- Texto -
--- --- ---

Crecer en la adversidad

30 mayo 2013

Seguir en el camino de la fe, así como en el de prácticamente cualquier ámbito de la existencia humana, implica necesariamente momentos de subidas y otros de bajadas.

Siempre he insistido en este blog sobre la idea de no sobrevaluar o devaluar de más a las personas. Nadie es santo toda su vida, ni tampoco lo es pecador por igual.

La existencia se compone de momentos, acciones y eventos que nos ponen a prueba y que nos obligan a actuar con los recursos internos y personales con los que contamos. Si nos equivocamos, no hay más, habrá que levantarse. Si nos elevamos, cuidado, pues podremos caer más estrepitosamente.

Estoy convencido que las almas fuertes se forjan a través de las distintas crisis y pruebas que Dios nos pone en nuestros caminos.

Hoy, tras haber vivido y razonablemente superado una prueba intensa en mi fe, puedo dar testimonio de que esto, la madurez espiritual, se produce una vez que se pasa la crisis.

--- --- ---

- Datos extraídos -
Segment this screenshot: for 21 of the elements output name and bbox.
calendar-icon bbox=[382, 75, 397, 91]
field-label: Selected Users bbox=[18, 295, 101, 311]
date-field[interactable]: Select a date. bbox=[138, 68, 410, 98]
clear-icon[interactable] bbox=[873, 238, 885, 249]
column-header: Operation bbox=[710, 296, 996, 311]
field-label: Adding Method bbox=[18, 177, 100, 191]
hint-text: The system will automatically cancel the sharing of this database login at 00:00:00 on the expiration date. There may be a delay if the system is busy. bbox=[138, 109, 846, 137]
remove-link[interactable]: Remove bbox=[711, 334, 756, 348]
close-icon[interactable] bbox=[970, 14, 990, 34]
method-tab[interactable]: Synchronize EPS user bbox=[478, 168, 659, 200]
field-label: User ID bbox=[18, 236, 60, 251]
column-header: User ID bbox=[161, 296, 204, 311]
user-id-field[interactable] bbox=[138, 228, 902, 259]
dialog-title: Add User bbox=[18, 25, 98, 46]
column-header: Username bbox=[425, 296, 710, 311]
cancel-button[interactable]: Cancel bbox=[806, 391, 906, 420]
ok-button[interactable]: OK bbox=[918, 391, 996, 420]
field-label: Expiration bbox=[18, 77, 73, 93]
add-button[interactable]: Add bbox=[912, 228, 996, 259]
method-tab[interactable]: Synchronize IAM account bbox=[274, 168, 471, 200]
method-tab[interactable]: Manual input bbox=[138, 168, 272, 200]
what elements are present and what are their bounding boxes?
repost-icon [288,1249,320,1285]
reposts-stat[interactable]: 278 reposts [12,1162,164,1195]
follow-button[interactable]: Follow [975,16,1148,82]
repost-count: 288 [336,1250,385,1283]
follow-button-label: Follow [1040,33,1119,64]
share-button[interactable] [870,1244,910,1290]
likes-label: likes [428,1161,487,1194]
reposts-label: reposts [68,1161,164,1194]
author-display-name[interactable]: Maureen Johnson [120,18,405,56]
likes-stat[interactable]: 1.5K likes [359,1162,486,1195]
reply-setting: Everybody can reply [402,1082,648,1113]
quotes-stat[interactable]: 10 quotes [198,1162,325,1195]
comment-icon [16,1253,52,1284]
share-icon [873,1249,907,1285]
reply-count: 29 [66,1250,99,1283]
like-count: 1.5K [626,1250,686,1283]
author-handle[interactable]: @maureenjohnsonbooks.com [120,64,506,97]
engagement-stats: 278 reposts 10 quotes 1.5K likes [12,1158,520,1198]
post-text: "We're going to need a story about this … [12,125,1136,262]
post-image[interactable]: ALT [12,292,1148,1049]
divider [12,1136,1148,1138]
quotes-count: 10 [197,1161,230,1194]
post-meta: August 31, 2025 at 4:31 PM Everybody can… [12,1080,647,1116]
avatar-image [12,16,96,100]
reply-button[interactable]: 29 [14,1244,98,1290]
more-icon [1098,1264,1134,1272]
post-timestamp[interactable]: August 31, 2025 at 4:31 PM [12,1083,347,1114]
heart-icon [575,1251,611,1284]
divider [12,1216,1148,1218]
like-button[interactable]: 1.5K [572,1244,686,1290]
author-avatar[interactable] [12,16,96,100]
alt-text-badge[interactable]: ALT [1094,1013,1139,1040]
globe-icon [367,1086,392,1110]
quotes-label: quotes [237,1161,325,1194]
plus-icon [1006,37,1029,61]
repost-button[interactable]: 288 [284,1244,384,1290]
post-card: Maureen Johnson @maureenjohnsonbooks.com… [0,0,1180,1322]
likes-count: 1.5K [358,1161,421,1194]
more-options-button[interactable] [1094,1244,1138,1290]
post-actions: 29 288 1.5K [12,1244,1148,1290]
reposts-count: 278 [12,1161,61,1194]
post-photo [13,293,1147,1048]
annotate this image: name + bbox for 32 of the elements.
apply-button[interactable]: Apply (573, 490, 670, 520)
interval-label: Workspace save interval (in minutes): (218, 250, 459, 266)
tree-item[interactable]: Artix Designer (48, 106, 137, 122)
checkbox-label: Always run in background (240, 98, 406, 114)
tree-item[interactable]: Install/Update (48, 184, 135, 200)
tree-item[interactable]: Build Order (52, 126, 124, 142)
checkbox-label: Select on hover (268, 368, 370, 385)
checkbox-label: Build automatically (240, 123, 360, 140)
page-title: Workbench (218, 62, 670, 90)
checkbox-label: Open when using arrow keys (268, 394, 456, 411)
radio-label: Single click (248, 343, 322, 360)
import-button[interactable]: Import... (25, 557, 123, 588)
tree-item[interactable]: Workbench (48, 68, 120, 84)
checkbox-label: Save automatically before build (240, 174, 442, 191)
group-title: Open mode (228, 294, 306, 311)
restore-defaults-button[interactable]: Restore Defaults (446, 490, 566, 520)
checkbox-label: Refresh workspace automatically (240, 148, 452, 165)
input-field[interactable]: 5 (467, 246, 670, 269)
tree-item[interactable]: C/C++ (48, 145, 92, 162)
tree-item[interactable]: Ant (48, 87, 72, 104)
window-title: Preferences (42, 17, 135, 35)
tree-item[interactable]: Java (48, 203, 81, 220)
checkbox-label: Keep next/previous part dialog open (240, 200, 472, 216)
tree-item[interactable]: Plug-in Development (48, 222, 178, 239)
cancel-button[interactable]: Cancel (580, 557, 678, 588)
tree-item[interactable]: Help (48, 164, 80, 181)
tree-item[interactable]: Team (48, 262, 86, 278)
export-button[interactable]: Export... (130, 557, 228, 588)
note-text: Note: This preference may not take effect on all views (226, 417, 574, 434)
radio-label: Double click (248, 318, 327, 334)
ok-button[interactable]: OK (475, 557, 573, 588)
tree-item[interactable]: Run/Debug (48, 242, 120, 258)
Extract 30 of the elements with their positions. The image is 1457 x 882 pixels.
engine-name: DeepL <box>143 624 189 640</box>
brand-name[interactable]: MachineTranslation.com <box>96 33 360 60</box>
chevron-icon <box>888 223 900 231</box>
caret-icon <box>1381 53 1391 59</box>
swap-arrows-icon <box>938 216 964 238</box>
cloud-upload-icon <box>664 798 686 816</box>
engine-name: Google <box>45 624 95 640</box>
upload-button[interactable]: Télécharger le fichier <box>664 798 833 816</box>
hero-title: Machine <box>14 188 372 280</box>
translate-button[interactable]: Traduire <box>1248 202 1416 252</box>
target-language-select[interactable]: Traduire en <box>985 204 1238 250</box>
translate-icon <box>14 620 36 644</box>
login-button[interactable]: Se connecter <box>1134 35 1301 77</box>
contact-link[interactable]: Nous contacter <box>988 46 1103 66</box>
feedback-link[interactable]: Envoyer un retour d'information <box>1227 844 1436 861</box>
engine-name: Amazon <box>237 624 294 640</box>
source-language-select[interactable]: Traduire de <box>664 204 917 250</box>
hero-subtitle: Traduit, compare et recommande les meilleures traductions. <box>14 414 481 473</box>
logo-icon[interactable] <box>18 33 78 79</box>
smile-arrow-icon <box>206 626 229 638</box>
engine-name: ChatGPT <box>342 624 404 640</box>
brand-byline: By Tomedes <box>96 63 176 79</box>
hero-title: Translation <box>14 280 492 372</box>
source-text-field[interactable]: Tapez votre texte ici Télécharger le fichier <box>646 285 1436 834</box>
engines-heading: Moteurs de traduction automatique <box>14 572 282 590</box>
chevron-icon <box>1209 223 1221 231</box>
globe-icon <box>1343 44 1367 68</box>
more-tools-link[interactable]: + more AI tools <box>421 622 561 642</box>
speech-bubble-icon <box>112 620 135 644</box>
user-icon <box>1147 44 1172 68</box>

--- --- ---

- Tarea A -
En el texto sobre crecer en la adversidad, ¿por qué conviene tener cuidado cuando uno se eleva? Responde en una a tres oraciones.
- Tarea B -
Retoma el texto sobre crecer en la adversidad a partir de su última oración.
Las filas provienen de una fuente distinta a la del texto.

- Respuesta esperada A -
Porque, si nos elevamos, podemos caer de manera más estrepitosa.

- Respuesta esperada B -
Si, en el momento de la tormenta esta se presenta como interminable y muy estruendosa, más no existe mal que dure cien años e invariablemente toda adversidad llega a un final. Y  justo ahí, un segundo después, aparece el entendimiento de Dios. En el preciso momento de inflexión hacia la salida de la oscuridad, la fuerza de Dios empieza a resurgir y a rellenar el alma.

Y una vez que se empieza salir de la crisis, uno termina descubriendo que su alma no es la misma que antes. Se es más fuerte, se siente más preparada y acondicionada para el futuro.

Lo vivo hoy, lo siento hoy.

Resulta difícil explicarlo con palabras, pero esto es así. Dios se vale de la oscuridad para enseñarnos a valorar la luz.